>> Begin Data excerpts
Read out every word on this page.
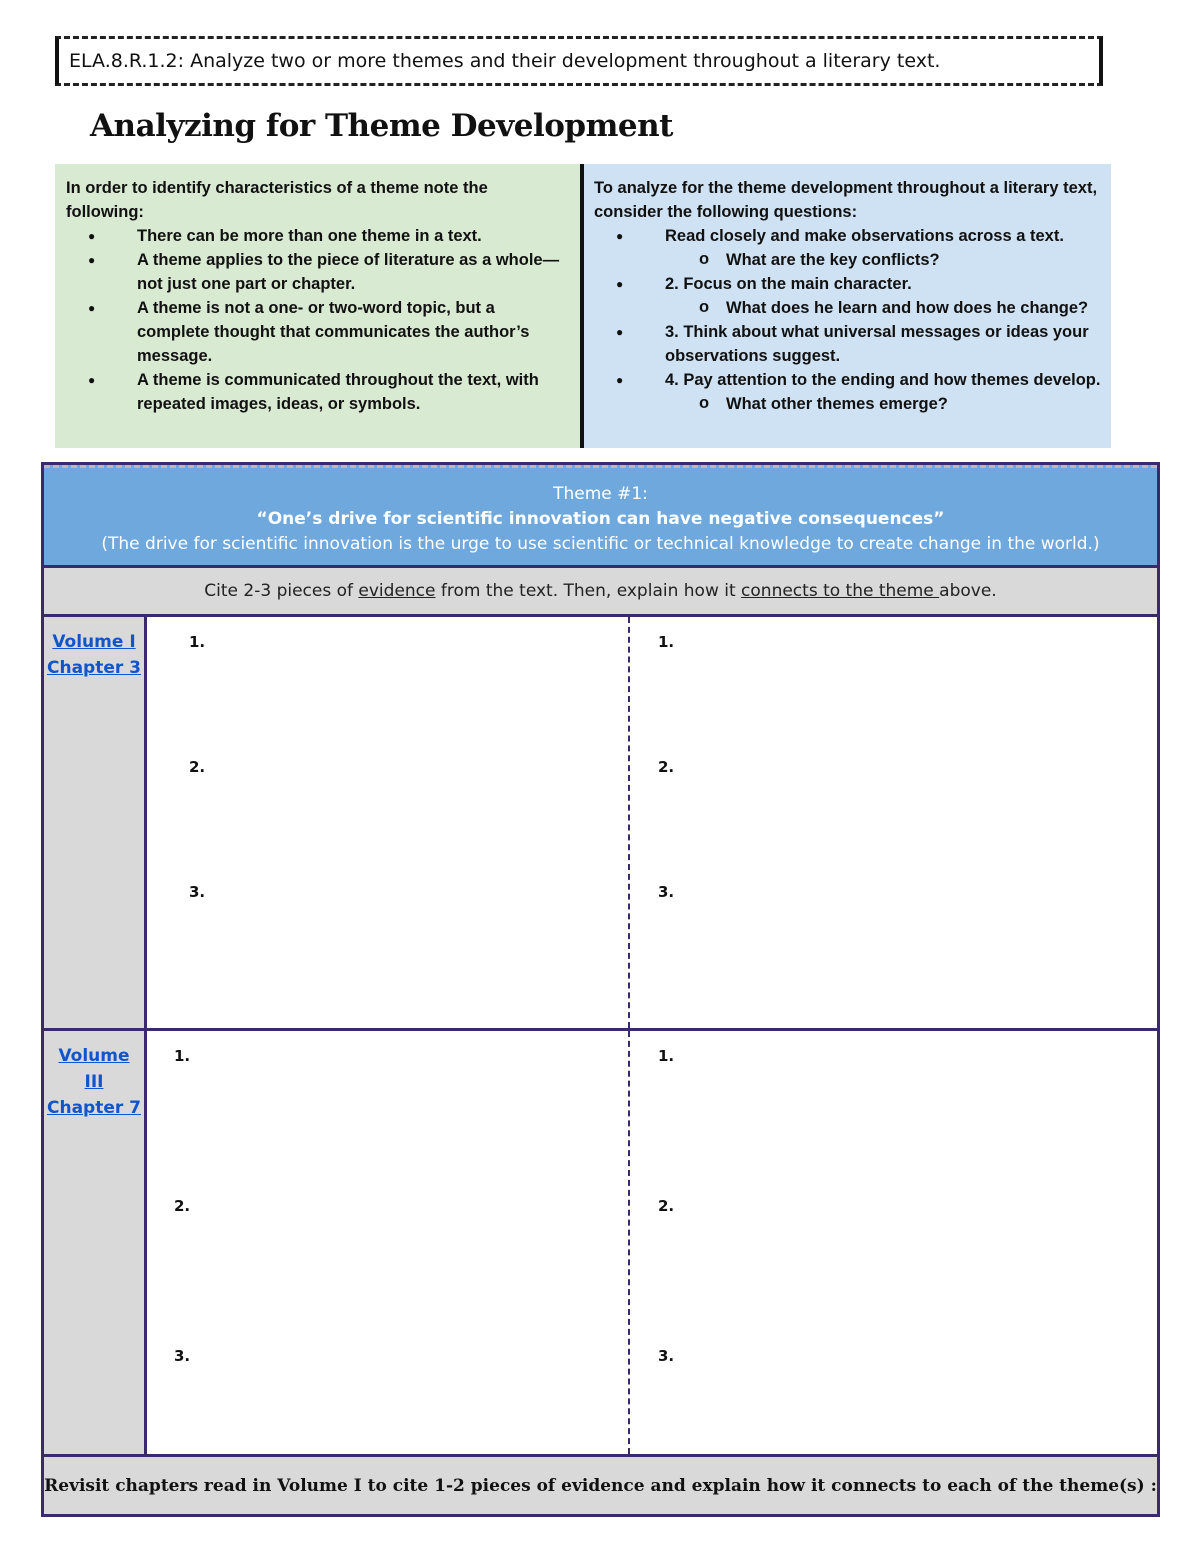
ELA.8.R.1.2: Analyze two or more themes and their development throughout a literary text.
Analyzing for Theme Development
In order to identify characteristics of a theme note the following:
● There can be more than one theme in a text.
● A theme applies to the piece of literature as a whole—not just one part or chapter.
● A theme is not a one- or two-word topic, but a complete thought that communicates the author’s message.
● A theme is communicated throughout the text, with repeated images, ideas, or symbols.
To analyze for the theme development throughout a literary text, consider the following questions:
● Read closely and make observations across a text.
o What are the key conflicts?
● 2. Focus on the main character.
o What does he learn and how does he change?
● 3. Think about what universal messages or ideas your observations suggest.
● 4. Pay attention to the ending and how themes develop.
o What other themes emerge?
Theme #1:
“One’s drive for scientific innovation can have negative consequences”
(The drive for scientific innovation is the urge to use scientific or technical knowledge to create change in the world.)
Cite 2-3 pieces of evidence from the text. Then, explain how it connects to the theme above.
Volume I
Chapter 3
1.
2.
3.
1.
2.
3.
Volume
III
Chapter 7
1.
2.
3.
1.
2.
3.
Revisit chapters read in Volume I to cite 1-2 pieces of evidence and explain how it connects to each of the theme(s) :
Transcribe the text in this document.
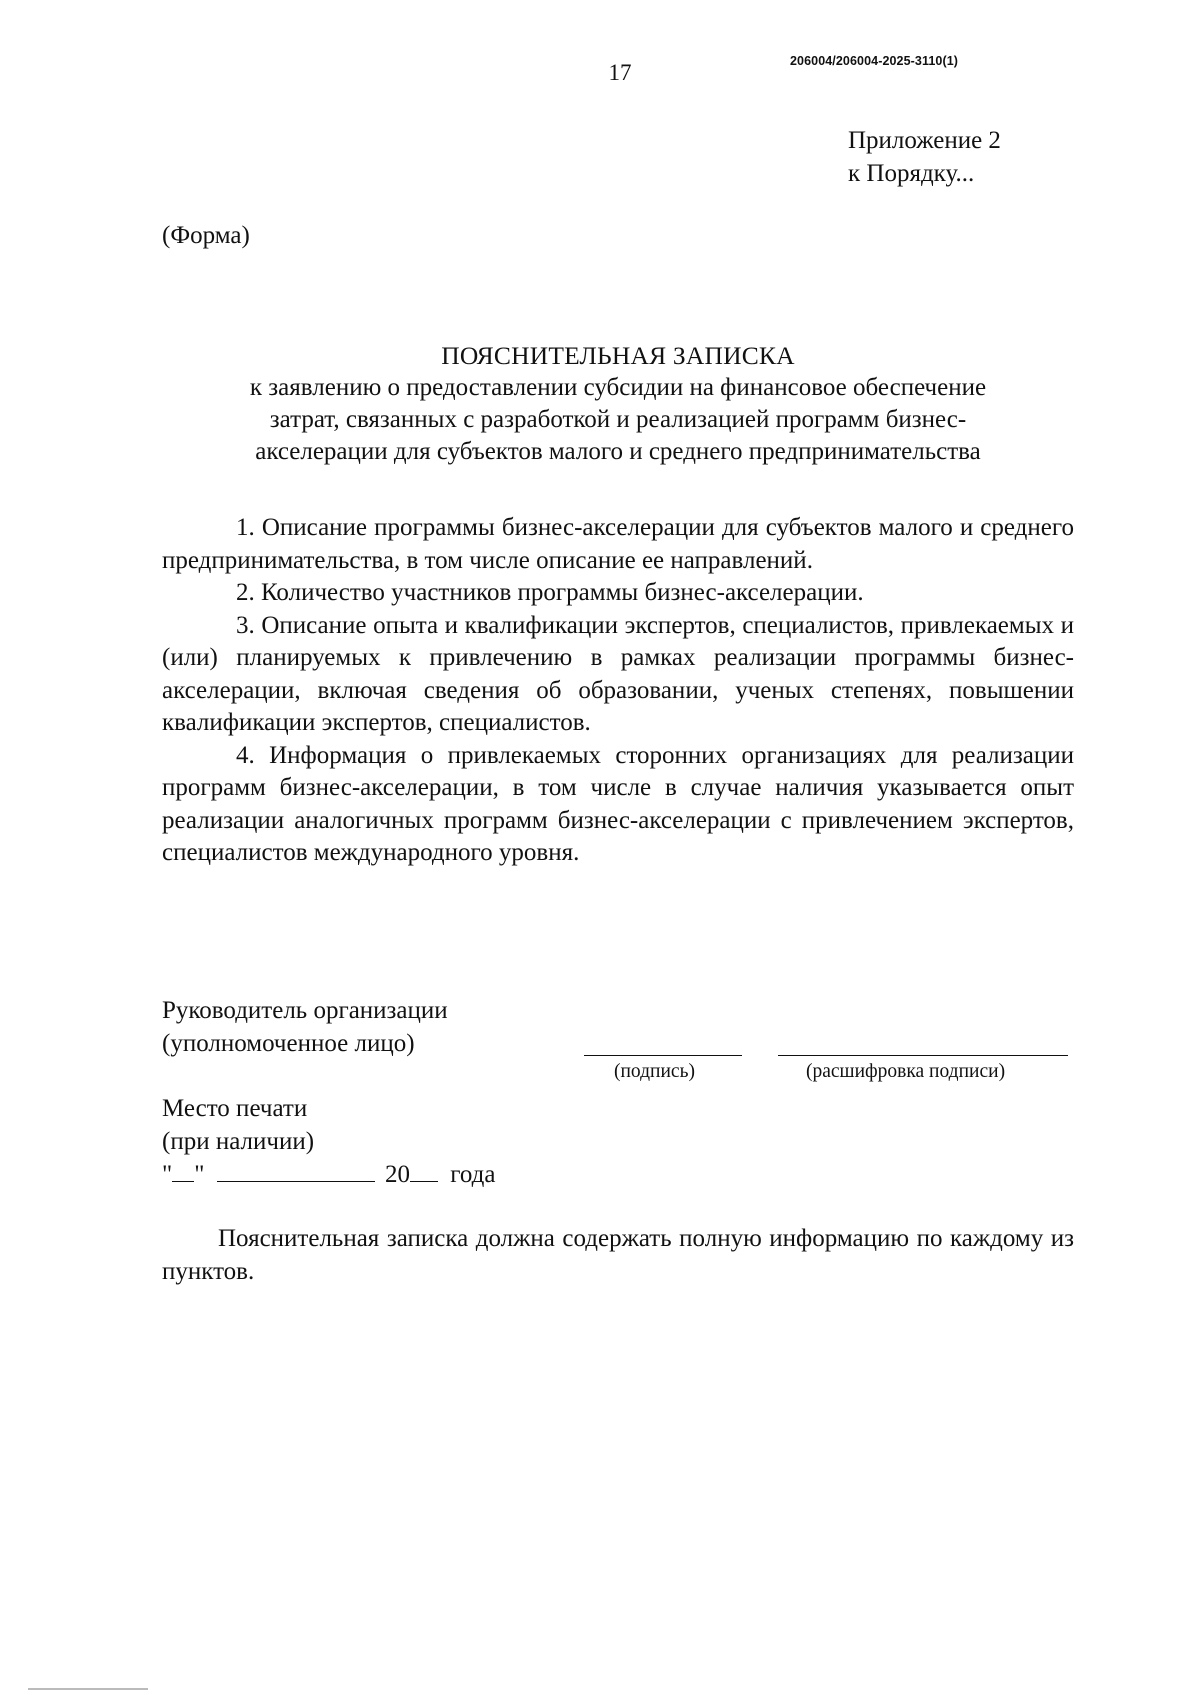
17	206004/206004-2025-3110(1)
Приложение 2
к Порядку...
(Форма)
ПОЯСНИТЕЛЬНАЯ ЗАПИСКА
к заявлению о предоставлении субсидии на финансовое обеспечение
затрат, связанных с разработкой и реализацией программ бизнес-
акселерации для субъектов малого и среднего предпринимательства

1. Описание программы бизнес-акселерации для субъектов малого и среднего предпринимательства, в том числе описание ее направлений.

2. Количество участников программы бизнес-акселерации.

3. Описание опыта и квалификации экспертов, специалистов, привлекаемых и (или) планируемых к привлечению в рамках реализации программы бизнес-акселерации, включая сведения об образовании, ученых степенях, повышении квалификации экспертов, специалистов.

4. Информация о привлекаемых сторонних организациях для реализации программ бизнес-акселерации, в том числе в случае наличия указывается опыт реализации аналогичных программ бизнес-акселерации с привлечением экспертов, специалистов международного уровня.

Руководитель организации
(уполномоченное лицо)
(подпись)	(расшифровка подписи)
Место печати
(при наличии)
" "	20 года

Пояснительная записка должна содержать полную информацию по каждому из пунктов.
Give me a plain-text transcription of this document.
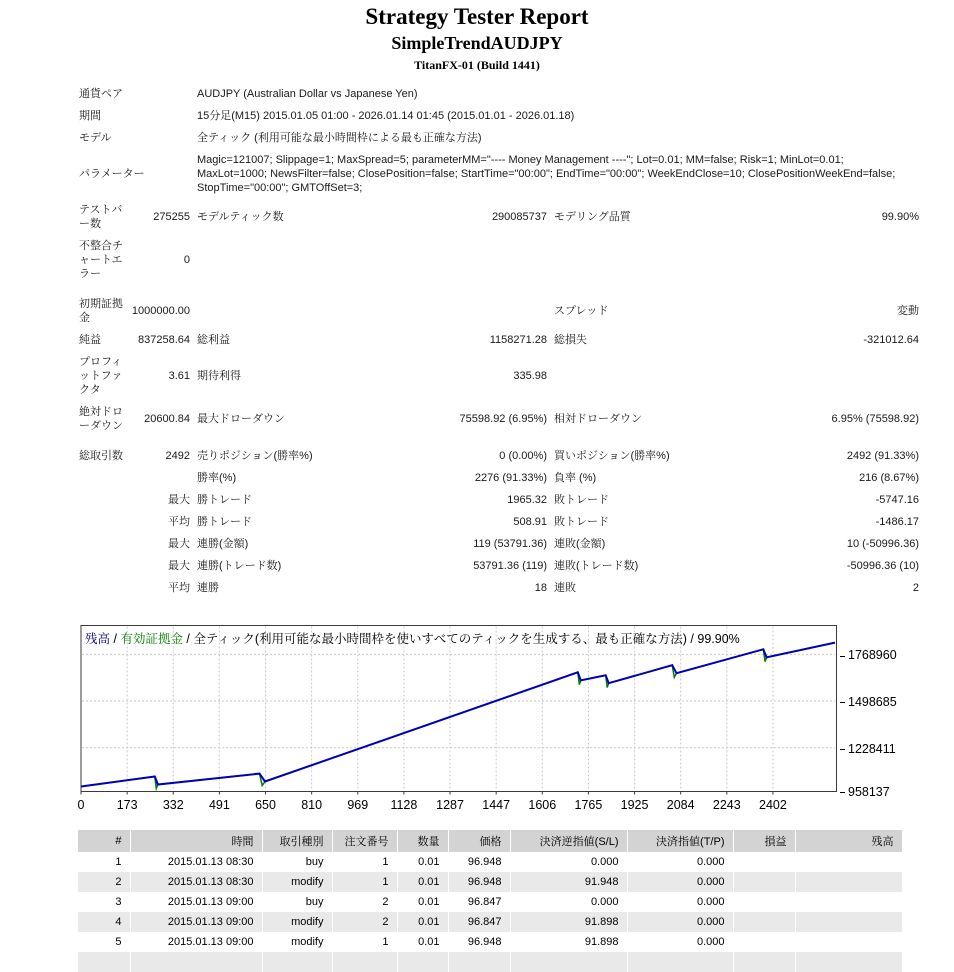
Strategy Tester Report
SimpleTrendAUDJPY
TitanFX-01 (Build 1441)
通貨ペア	AUDJPY (Australian Dollar vs Japanese Yen)
期間	15分足(M15) 2015.01.05 01:00 - 2026.01.14 01:45 (2015.01.01 - 2026.01.18)
モデル	全ティック (利用可能な最小時間枠による最も正確な方法)
パラメーター	Magic=121007; Slippage=1; MaxSpread=5; parameterMM="---- Money Management ----"; Lot=0.01; MM=false; Risk=1; MinLot=0.01; MaxLot=1000; NewsFilter=false; ClosePosition=false; StartTime="00:00"; EndTime="00:00"; WeekEndClose=10; ClosePositionWeekEnd=false; StopTime="00:00"; GMTOffSet=3;
テストバー数	275255	モデルティック数	290085737	モデリング品質	99.90%
不整合チャートエラー	0				
初期証拠金	1000000.00			スプレッド	変動
純益	837258.64	総利益	1158271.28	総損失	-321012.64
プロフィットファクタ	3.61	期待利得	335.98		
絶対ドローダウン	20600.84	最大ドローダウン	75598.92 (6.95%)	相対ドローダウン	6.95% (75598.92)
総取引数	2492	売りポジション(勝率%)	0 (0.00%)	買いポジション(勝率%)	2492 (91.33%)
		勝率(%)	2276 (91.33%)	負率 (%)	216 (8.67%)
	最大	勝トレード	1965.32	敗トレード	-5747.16
	平均	勝トレード	508.91	敗トレード	-1486.17
	最大	連勝(金額)	119 (53791.36)	連敗(金額)	10 (-50996.36)
	最大	連勝(トレード数)	53791.36 (119)	連敗(トレード数)	-50996.36 (10)
	平均	連勝	18	連敗	2
残高 / 有効証拠金 / 全ティック(利用可能な最小時間枠を使いすべてのティックを生成する、最も正確な方法) / 99.90%
1768960
1498685
1228411
958137
0	173 332 491 650 810 969 1128 1287 1447 1606 1765 1925 2084 2243 2402
#	時間	取引種別	注文番号	数量	価格	決済逆指値(S/L)	決済指値(T/P)	損益	残高
1	2015.01.13 08:30	buy	1	0.01	96.948	0.000	0.000		
2	2015.01.13 08:30	modify	1	0.01	96.948	91.948	0.000		
3	2015.01.13 09:00	buy	2	0.01	96.847	0.000	0.000		
4	2015.01.13 09:00	modify	2	0.01	96.847	91.898	0.000		
5	2015.01.13 09:00	modify	1	0.01	96.948	91.898	0.000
>> End Data excerpts
Task requirements>
Search the entries for the word "привлекаемых", then gather every line that has it.

Final result>
3. Описание опыта и квалификации экспертов, специалистов, привлекаемых и (или) планируемых к привлечению в рамках реализации программы бизнес-акселерации, включая сведения об образовании, ученых степенях, повышении квалификации экспертов, специалистов.
4. Информация о привлекаемых сторонних организациях для реализации программ бизнес-акселерации, в том числе в случае наличия указывается опыт реализации аналогичных программ бизнес-акселерации с привлечением экспертов, специалистов международного уровня.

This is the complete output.